Collected data entries:
· · · ·

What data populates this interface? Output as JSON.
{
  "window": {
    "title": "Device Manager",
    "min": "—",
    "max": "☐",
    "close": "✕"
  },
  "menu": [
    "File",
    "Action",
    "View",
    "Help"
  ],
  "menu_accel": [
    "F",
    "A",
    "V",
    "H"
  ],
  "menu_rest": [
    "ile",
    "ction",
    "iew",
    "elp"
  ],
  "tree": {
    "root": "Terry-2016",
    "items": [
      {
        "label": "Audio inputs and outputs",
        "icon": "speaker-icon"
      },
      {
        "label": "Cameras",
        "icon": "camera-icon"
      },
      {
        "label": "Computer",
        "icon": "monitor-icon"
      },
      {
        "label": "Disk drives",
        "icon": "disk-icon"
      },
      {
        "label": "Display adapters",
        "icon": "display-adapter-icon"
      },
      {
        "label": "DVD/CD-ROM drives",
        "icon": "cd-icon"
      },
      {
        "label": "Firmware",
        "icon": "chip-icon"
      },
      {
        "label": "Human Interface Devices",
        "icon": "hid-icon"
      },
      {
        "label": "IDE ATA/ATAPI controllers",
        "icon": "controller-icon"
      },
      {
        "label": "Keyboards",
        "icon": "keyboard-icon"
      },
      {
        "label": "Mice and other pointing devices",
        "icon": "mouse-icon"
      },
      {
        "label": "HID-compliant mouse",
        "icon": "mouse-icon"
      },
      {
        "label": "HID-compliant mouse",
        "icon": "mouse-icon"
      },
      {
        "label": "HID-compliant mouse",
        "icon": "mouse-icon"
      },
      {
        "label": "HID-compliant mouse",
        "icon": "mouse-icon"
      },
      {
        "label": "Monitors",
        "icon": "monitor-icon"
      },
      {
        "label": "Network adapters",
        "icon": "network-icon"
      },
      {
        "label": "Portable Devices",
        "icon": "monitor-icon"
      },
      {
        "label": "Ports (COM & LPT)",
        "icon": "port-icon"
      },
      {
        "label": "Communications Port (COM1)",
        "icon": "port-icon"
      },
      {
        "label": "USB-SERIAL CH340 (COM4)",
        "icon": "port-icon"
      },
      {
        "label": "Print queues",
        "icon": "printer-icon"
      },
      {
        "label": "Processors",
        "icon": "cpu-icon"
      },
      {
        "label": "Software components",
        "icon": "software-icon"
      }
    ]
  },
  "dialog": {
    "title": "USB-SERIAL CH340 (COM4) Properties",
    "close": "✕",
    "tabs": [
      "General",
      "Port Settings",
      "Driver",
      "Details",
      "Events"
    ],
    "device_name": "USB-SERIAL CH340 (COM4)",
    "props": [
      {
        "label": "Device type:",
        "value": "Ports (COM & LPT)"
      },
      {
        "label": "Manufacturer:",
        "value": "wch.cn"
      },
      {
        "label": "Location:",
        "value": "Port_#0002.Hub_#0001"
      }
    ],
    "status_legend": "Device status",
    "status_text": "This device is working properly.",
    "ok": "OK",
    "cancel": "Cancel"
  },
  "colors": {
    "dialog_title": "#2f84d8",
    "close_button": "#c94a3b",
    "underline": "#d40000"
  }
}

· · · ·

THE TASK :: Whenever "value" turns up in a line, pick that line out.

EXPECTED ANSWER ::
        "value": "Ports (COM & LPT)"
        "value": "wch.cn"
        "value": "Port_#0002.Hub_#0001"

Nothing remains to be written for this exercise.